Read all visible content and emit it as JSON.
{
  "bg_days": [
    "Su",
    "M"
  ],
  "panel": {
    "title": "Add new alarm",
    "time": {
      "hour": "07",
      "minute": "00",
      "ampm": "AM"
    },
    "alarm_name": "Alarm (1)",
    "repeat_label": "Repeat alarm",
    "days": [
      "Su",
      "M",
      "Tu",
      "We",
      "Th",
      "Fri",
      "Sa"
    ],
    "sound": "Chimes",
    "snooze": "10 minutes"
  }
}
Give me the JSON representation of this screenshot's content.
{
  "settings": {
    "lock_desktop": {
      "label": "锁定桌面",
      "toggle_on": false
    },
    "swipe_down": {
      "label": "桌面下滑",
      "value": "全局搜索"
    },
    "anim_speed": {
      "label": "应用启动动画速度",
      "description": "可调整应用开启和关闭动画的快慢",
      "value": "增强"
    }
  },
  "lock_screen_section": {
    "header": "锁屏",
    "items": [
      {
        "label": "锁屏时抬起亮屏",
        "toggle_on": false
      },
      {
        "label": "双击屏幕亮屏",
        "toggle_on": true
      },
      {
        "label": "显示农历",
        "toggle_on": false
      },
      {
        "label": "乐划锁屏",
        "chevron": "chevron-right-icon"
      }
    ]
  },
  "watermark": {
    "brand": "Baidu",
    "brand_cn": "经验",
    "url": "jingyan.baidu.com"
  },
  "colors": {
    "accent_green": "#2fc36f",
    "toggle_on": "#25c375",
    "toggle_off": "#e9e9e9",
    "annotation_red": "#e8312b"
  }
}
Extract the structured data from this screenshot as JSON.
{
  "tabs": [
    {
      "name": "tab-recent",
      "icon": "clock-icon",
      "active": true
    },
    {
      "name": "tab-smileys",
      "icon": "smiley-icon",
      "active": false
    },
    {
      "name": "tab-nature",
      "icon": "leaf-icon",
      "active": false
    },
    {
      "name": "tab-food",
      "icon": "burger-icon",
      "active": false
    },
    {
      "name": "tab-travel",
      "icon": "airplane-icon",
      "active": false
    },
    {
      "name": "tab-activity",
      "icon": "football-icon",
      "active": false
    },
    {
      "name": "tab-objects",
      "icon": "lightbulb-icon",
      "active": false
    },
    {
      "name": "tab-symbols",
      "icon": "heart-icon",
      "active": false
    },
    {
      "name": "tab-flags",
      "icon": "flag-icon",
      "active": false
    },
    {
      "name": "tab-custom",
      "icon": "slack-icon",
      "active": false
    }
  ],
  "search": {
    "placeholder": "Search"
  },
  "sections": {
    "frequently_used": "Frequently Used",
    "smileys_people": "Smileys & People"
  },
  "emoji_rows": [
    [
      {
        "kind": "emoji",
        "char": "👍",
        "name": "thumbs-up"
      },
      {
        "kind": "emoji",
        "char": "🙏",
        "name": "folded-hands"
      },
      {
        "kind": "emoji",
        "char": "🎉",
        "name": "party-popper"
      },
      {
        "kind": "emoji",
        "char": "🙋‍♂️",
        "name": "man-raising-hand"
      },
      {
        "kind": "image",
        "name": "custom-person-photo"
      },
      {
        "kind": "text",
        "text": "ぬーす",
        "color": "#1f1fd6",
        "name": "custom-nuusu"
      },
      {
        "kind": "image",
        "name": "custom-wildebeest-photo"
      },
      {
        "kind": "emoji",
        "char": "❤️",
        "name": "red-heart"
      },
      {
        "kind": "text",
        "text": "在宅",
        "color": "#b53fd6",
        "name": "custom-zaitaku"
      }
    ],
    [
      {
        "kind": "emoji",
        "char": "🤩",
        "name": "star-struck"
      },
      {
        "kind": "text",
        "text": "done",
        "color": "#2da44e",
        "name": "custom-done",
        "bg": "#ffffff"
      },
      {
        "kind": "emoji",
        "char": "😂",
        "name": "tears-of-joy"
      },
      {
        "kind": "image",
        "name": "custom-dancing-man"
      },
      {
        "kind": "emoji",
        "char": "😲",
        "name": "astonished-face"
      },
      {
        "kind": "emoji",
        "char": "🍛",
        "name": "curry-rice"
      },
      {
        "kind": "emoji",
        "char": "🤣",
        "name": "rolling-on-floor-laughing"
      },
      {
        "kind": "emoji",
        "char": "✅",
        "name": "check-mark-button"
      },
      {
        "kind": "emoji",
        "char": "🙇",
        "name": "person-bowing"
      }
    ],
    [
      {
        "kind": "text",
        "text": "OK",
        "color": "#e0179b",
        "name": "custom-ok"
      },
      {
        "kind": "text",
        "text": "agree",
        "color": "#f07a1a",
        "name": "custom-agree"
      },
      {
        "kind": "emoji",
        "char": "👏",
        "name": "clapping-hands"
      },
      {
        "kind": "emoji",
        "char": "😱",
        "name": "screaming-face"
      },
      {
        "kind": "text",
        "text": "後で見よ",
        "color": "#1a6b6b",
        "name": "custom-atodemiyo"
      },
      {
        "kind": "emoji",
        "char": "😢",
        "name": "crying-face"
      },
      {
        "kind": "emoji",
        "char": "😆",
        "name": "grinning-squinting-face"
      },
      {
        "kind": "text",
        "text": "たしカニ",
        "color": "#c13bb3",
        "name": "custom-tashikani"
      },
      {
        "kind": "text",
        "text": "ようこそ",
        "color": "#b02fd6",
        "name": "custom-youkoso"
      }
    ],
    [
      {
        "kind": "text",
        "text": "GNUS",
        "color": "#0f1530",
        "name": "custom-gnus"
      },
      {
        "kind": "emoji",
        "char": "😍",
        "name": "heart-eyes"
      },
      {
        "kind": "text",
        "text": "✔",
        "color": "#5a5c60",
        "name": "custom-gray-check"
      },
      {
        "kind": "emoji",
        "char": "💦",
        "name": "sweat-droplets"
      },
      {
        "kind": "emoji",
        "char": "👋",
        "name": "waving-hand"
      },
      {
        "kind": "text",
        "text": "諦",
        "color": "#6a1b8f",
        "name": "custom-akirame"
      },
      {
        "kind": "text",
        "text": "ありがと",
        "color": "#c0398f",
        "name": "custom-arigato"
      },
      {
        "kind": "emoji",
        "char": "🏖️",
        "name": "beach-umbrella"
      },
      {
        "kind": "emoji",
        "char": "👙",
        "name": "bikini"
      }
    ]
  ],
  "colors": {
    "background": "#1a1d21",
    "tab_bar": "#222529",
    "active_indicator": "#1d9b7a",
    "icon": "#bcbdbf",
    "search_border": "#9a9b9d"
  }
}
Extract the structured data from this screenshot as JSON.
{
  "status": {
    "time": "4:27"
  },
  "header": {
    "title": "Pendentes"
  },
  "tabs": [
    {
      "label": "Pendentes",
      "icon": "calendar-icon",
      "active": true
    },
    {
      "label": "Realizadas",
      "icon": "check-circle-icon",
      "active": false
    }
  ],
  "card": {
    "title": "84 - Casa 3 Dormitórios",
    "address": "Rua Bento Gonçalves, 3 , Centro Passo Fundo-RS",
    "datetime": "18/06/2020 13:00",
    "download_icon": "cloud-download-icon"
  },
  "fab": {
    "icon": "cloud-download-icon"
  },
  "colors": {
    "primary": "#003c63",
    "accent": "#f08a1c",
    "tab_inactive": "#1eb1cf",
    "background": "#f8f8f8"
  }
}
● ● ● ●
**Exercise goal**
List every line in the records above that contains the word "person".

**Result**
        "name": "custom-person-photo"
        "name": "person-bowing"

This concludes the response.